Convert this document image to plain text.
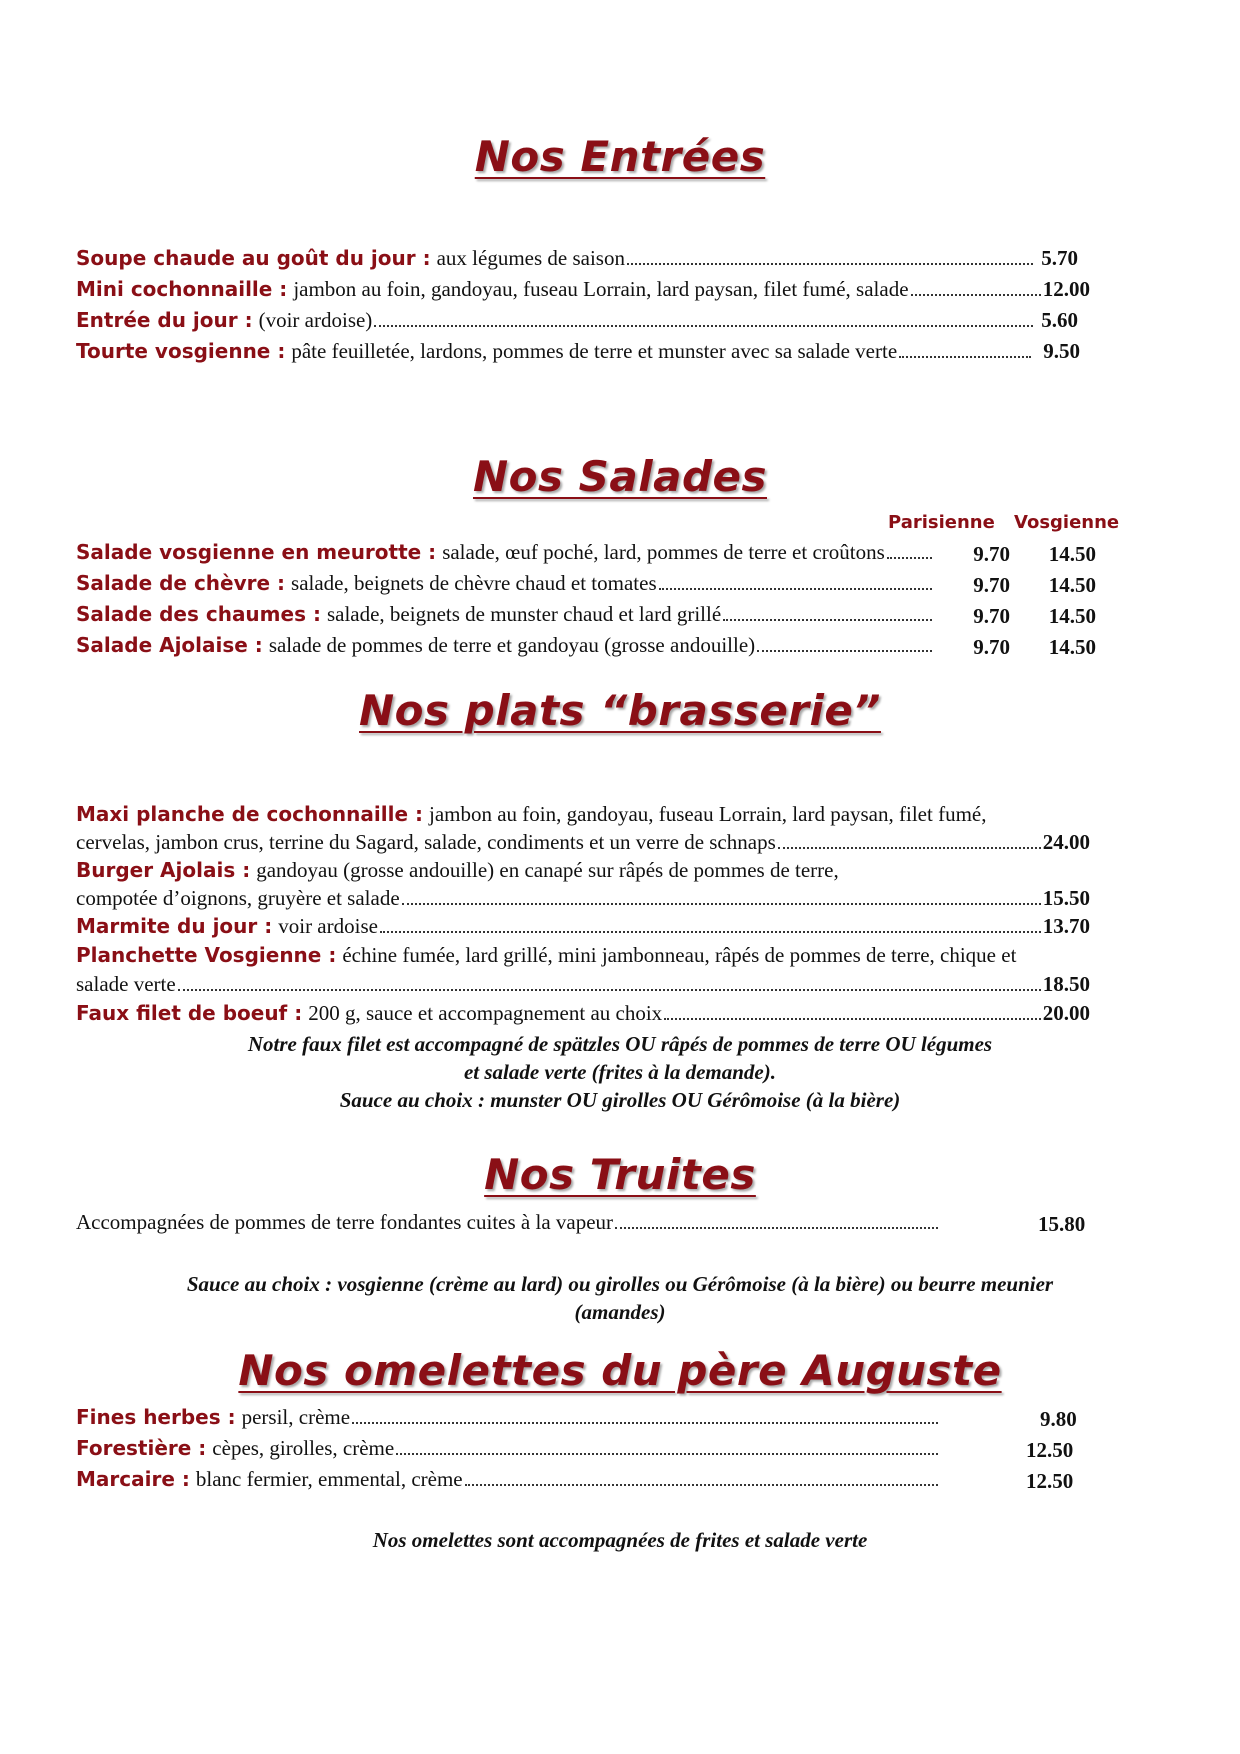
Nos Entrées
Soupe chaude au goût du jour : aux légumes de saison	5.70
Mini cochonnaille : jambon au foin, gandoyau, fuseau Lorrain, lard paysan, filet fumé, salade	12.00
Entrée du jour : (voir ardoise)	5.60
Tourte vosgienne : pâte feuilletée, lardons, pommes de terre et munster avec sa salade verte	9.50
Nos Salades
Parisienne Vosgienne
Salade vosgienne en meurotte : salade, œuf poché, lard, pommes de terre et croûtons	9.70	14.50
Salade de chèvre : salade, beignets de chèvre chaud et tomates	9.70	14.50
Salade des chaumes : salade, beignets de munster chaud et lard grillé	9.70	14.50
Salade Ajolaise : salade de pommes de terre et gandoyau (grosse andouille)	9.70	14.50
Nos plats “brasserie”
Maxi planche de cochonnaille : jambon au foin, gandoyau, fuseau Lorrain, lard paysan, filet fumé,
cervelas, jambon crus, terrine du Sagard, salade, condiments et un verre de schnaps	24.00
Burger Ajolais : gandoyau (grosse andouille) en canapé sur râpés de pommes de terre,
compotée d’oignons, gruyère et salade	15.50
Marmite du jour : voir ardoise	13.70
Planchette Vosgienne : échine fumée, lard grillé, mini jambonneau, râpés de pommes de terre, chique et
salade verte	18.50
Faux filet de boeuf : 200 g, sauce et accompagnement au choix	20.00
Notre faux filet est accompagné de spätzles OU râpés de pommes de terre OU légumes
et salade verte (frites à la demande).
Sauce au choix : munster OU girolles OU Gérômoise (à la bière)
Nos Truites
Accompagnées de pommes de terre fondantes cuites à la vapeur	15.80
Sauce au choix : vosgienne (crème au lard) ou girolles ou Gérômoise (à la bière) ou beurre meunier
(amandes)
Nos omelettes du père Auguste
Fines herbes : persil, crème	9.80
Forestière : cèpes, girolles, crème	12.50
Marcaire : blanc fermier, emmental, crème	12.50
Nos omelettes sont accompagnées de frites et salade verte
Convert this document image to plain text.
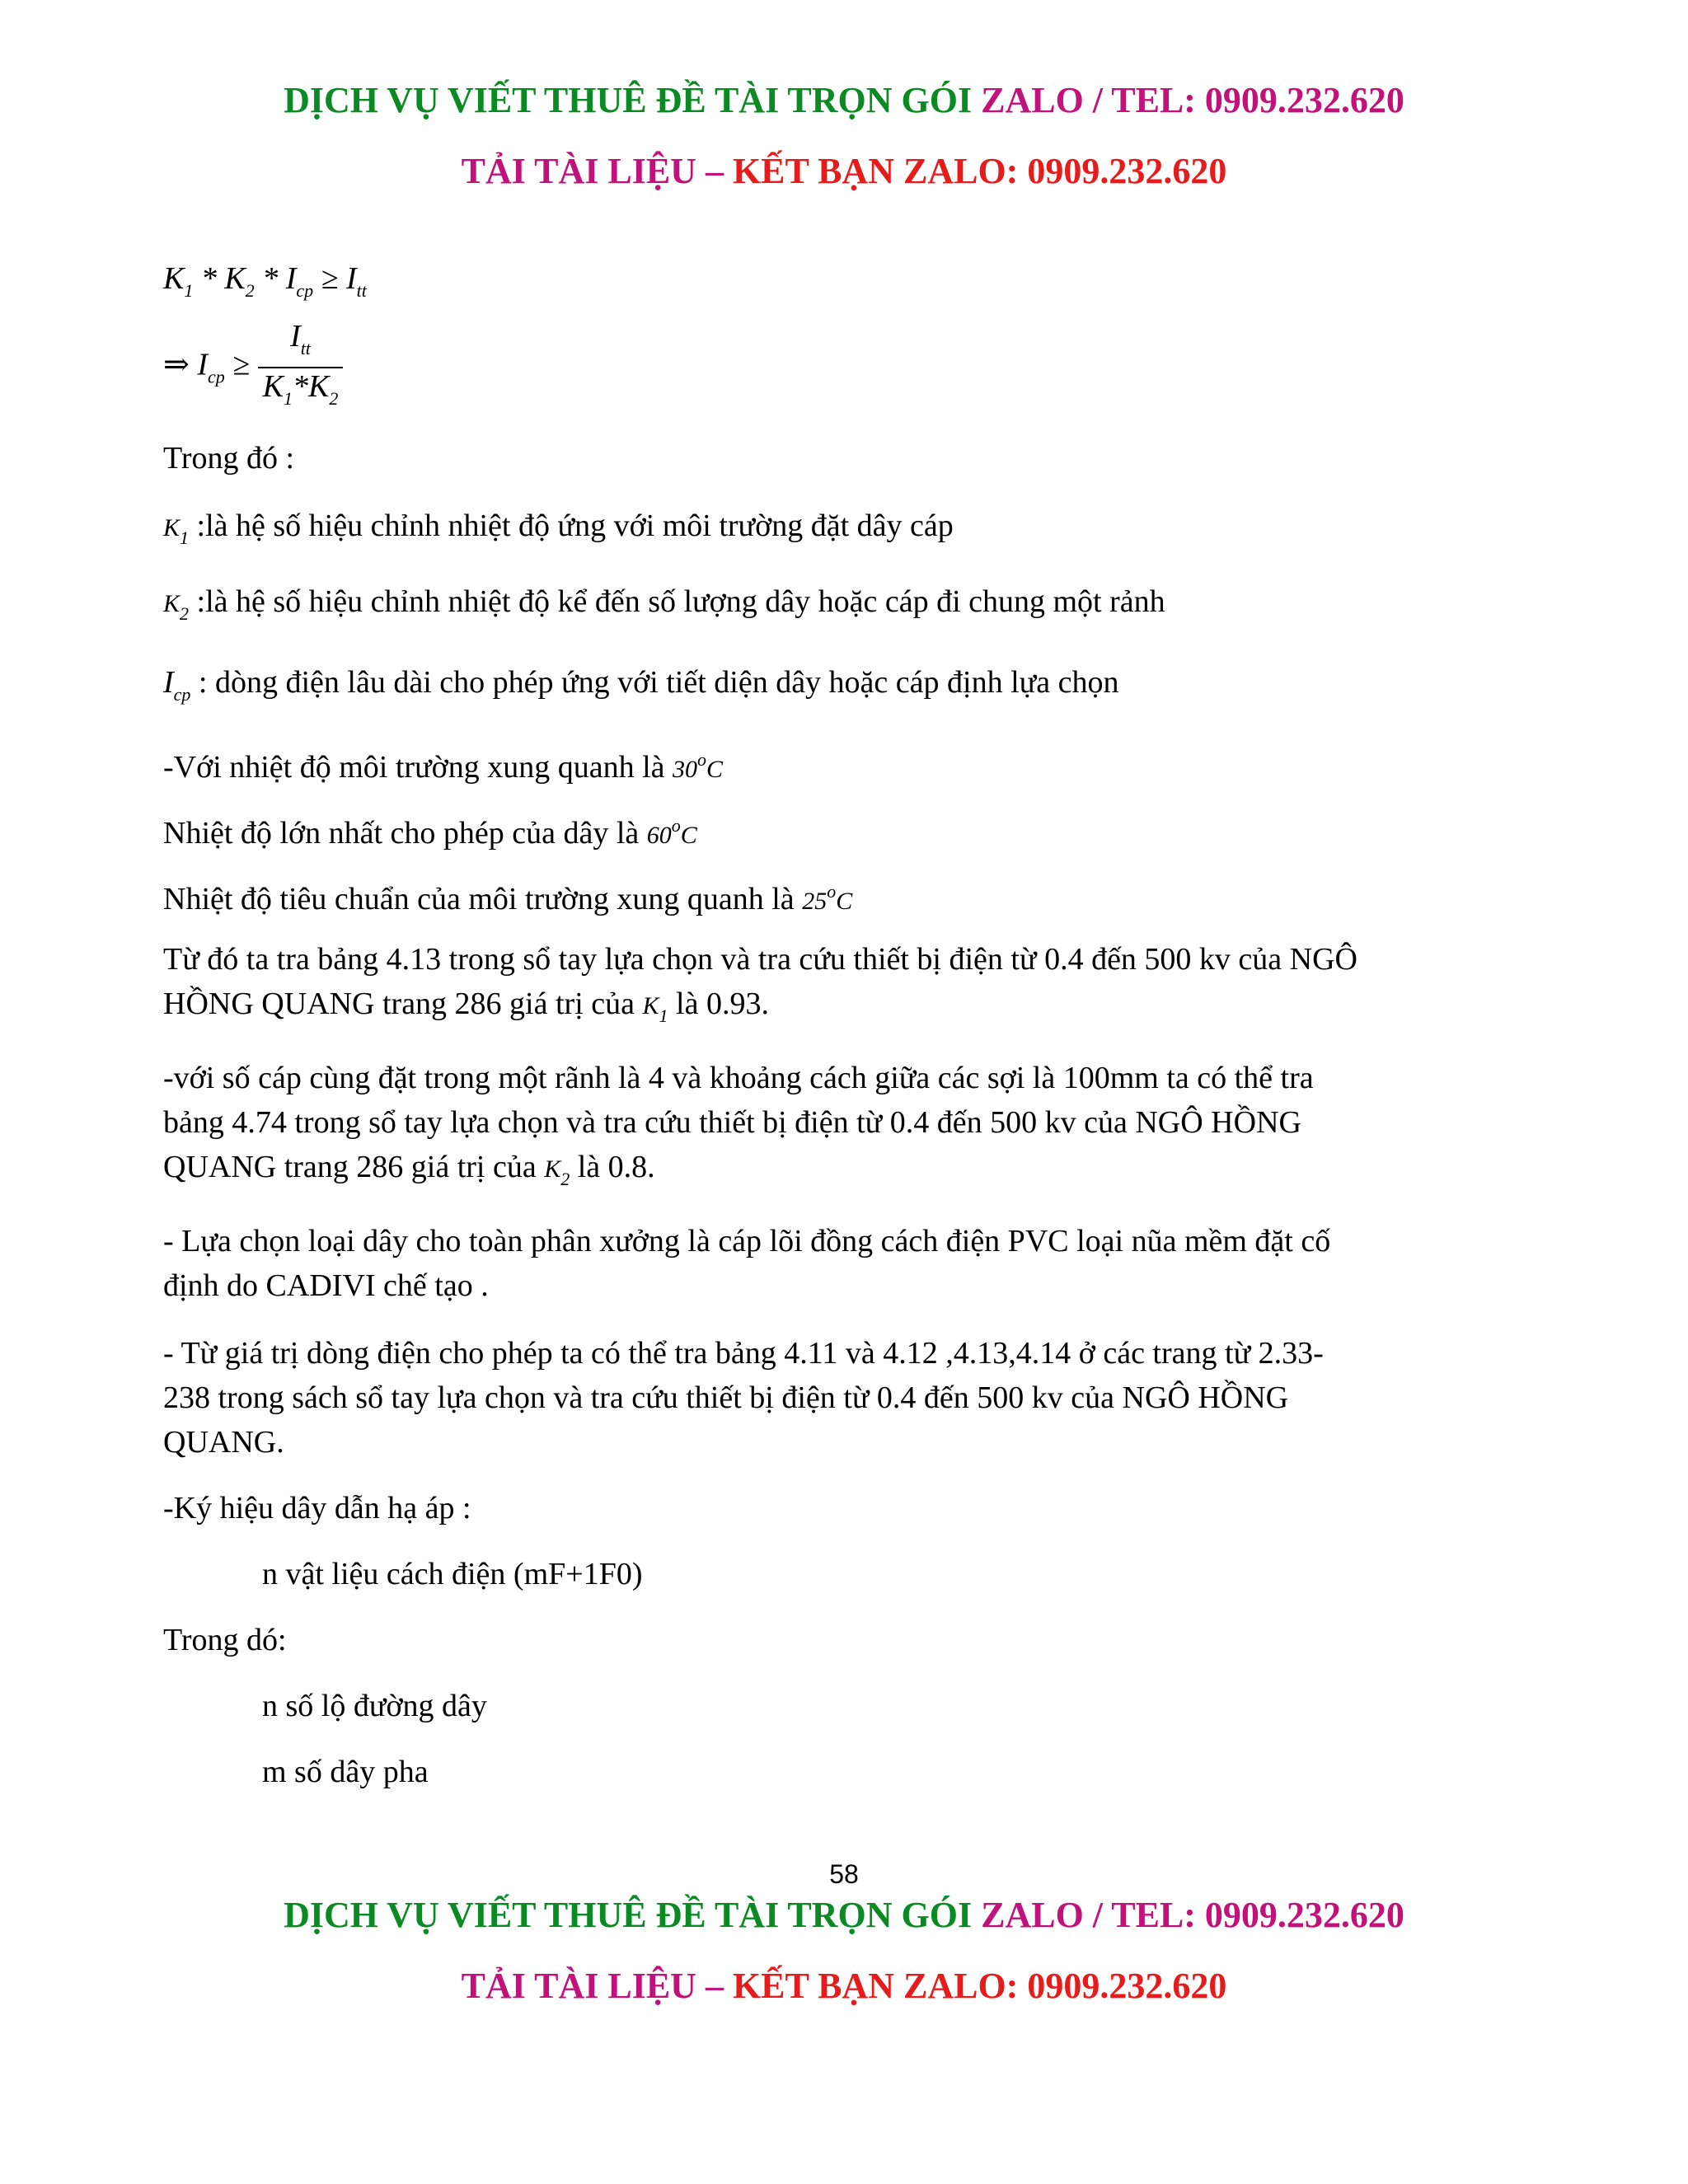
DỊCH VỤ VIẾT THUÊ ĐỀ TÀI TRỌN GÓI ZALO / TEL: 0909.232.620
TẢI TÀI LIỆU – KẾT BẠN ZALO: 0909.232.620
$K_1 * K_2 * I_{cp} \ge I_{tt}$
⇒ $I_{cp} \ge \frac{I_{tt}}{K_1*K_2}$
Trong đó :
$K_1$ :là hệ số hiệu chỉnh nhiệt độ ứng với môi trường đặt dây cáp
$K_2$ :là hệ số hiệu chỉnh nhiệt độ kể đến số lượng dây hoặc cáp đi chung một rảnh
$I_{cp}$ : dòng điện lâu dài cho phép ứng với tiết diện dây hoặc cáp định lựa chọn
-Với nhiệt độ môi trường xung quanh là 30$^o$C
Nhiệt độ lớn nhất cho phép của dây là 60$^o$C
Nhiệt độ tiêu chuẩn của môi trường xung quanh là 25$^o$C
Từ đó ta tra bảng 4.13 trong sổ tay lựa chọn và tra cứu thiết bị điện từ 0.4 đến 500 kv của NGÔ
HỒNG QUANG trang 286 giá trị của $K_1$ là 0.93.
-với số cáp cùng đặt trong một rãnh là 4 và khoảng cách giữa các sợi là 100mm ta có thể tra
bảng 4.74 trong sổ tay lựa chọn và tra cứu thiết bị điện từ 0.4 đến 500 kv của NGÔ HỒNG
QUANG trang 286 giá trị của $K_2$ là 0.8.
- Lựa chọn loại dây cho toàn phân xưởng là cáp lõi đồng cách điện PVC loại nũa mềm đặt cố
định do CADIVI chế tạo .
- Từ giá trị dòng điện cho phép ta có thể tra bảng 4.11 và 4.12 ,4.13,4.14 ở các trang từ 2.33-
238 trong sách sổ tay lựa chọn và tra cứu thiết bị điện từ 0.4 đến 500 kv của NGÔ HỒNG
QUANG.
-Ký hiệu dây dẫn hạ áp :
n vật liệu cách điện (mF+1F0)
Trong dó:
n số lộ đường dây
m số dây pha
58
DỊCH VỤ VIẾT THUÊ ĐỀ TÀI TRỌN GÓI ZALO / TEL: 0909.232.620
TẢI TÀI LIỆU – KẾT BẠN ZALO: 0909.232.620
------------------------------------------------------------------------
## GIVEN EXERCISE
Write out the material above again, word for word, minus its pictures.

## RESULT OF THIS TASK
Convert this document image to plain text.
Nos Entrées
Soupe chaude au goût du jour : aux légumes de saison	5.70
Mini cochonnaille : jambon au foin, gandoyau, fuseau Lorrain, lard paysan, filet fumé, salade	12.00
Entrée du jour : (voir ardoise)	5.60
Tourte vosgienne : pâte feuilletée, lardons, pommes de terre et munster avec sa salade verte	9.50
Nos Salades
Parisienne Vosgienne
Salade vosgienne en meurotte : salade, œuf poché, lard, pommes de terre et croûtons	9.70	14.50
Salade de chèvre : salade, beignets de chèvre chaud et tomates	9.70	14.50
Salade des chaumes : salade, beignets de munster chaud et lard grillé	9.70	14.50
Salade Ajolaise : salade de pommes de terre et gandoyau (grosse andouille)	9.70	14.50
Nos plats “brasserie”
Maxi planche de cochonnaille : jambon au foin, gandoyau, fuseau Lorrain, lard paysan, filet fumé,
cervelas, jambon crus, terrine du Sagard, salade, condiments et un verre de schnaps	24.00
Burger Ajolais : gandoyau (grosse andouille) en canapé sur râpés de pommes de terre,
compotée d’oignons, gruyère et salade	15.50
Marmite du jour : voir ardoise	13.70
Planchette Vosgienne : échine fumée, lard grillé, mini jambonneau, râpés de pommes de terre, chique et
salade verte	18.50
Faux filet de boeuf : 200 g, sauce et accompagnement au choix	20.00
Notre faux filet est accompagné de spätzles OU râpés de pommes de terre OU légumes
et salade verte (frites à la demande).
Sauce au choix : munster OU girolles OU Gérômoise (à la bière)
Nos Truites
Accompagnées de pommes de terre fondantes cuites à la vapeur	15.80
Sauce au choix : vosgienne (crème au lard) ou girolles ou Gérômoise (à la bière) ou beurre meunier
(amandes)
Nos omelettes du père Auguste
Fines herbes : persil, crème	9.80
Forestière : cèpes, girolles, crème	12.50
Marcaire : blanc fermier, emmental, crème	12.50
Nos omelettes sont accompagnées de frites et salade verte
Convert this document image to plain text.
DỊCH VỤ VIẾT THUÊ ĐỀ TÀI TRỌN GÓI ZALO / TEL: 0909.232.620
TẢI TÀI LIỆU – KẾT BẠN ZALO: 0909.232.620
$K_1 * K_2 * I_{cp} \ge I_{tt}$
⇒ $I_{cp} \ge \frac{I_{tt}}{K_1*K_2}$
Trong đó :
$K_1$ :là hệ số hiệu chỉnh nhiệt độ ứng với môi trường đặt dây cáp
$K_2$ :là hệ số hiệu chỉnh nhiệt độ kể đến số lượng dây hoặc cáp đi chung một rảnh
$I_{cp}$ : dòng điện lâu dài cho phép ứng với tiết diện dây hoặc cáp định lựa chọn
-Với nhiệt độ môi trường xung quanh là 30$^o$C
Nhiệt độ lớn nhất cho phép của dây là 60$^o$C
Nhiệt độ tiêu chuẩn của môi trường xung quanh là 25$^o$C
Từ đó ta tra bảng 4.13 trong sổ tay lựa chọn và tra cứu thiết bị điện từ 0.4 đến 500 kv của NGÔ
HỒNG QUANG trang 286 giá trị của $K_1$ là 0.93.
-với số cáp cùng đặt trong một rãnh là 4 và khoảng cách giữa các sợi là 100mm ta có thể tra
bảng 4.74 trong sổ tay lựa chọn và tra cứu thiết bị điện từ 0.4 đến 500 kv của NGÔ HỒNG
QUANG trang 286 giá trị của $K_2$ là 0.8.
- Lựa chọn loại dây cho toàn phân xưởng là cáp lõi đồng cách điện PVC loại nũa mềm đặt cố
định do CADIVI chế tạo .
- Từ giá trị dòng điện cho phép ta có thể tra bảng 4.11 và 4.12 ,4.13,4.14 ở các trang từ 2.33-
238 trong sách sổ tay lựa chọn và tra cứu thiết bị điện từ 0.4 đến 500 kv của NGÔ HỒNG
QUANG.
-Ký hiệu dây dẫn hạ áp :
n vật liệu cách điện (mF+1F0)
Trong dó:
n số lộ đường dây
m số dây pha
58
DỊCH VỤ VIẾT THUÊ ĐỀ TÀI TRỌN GÓI ZALO / TEL: 0909.232.620
TẢI TÀI LIỆU – KẾT BẠN ZALO: 0909.232.620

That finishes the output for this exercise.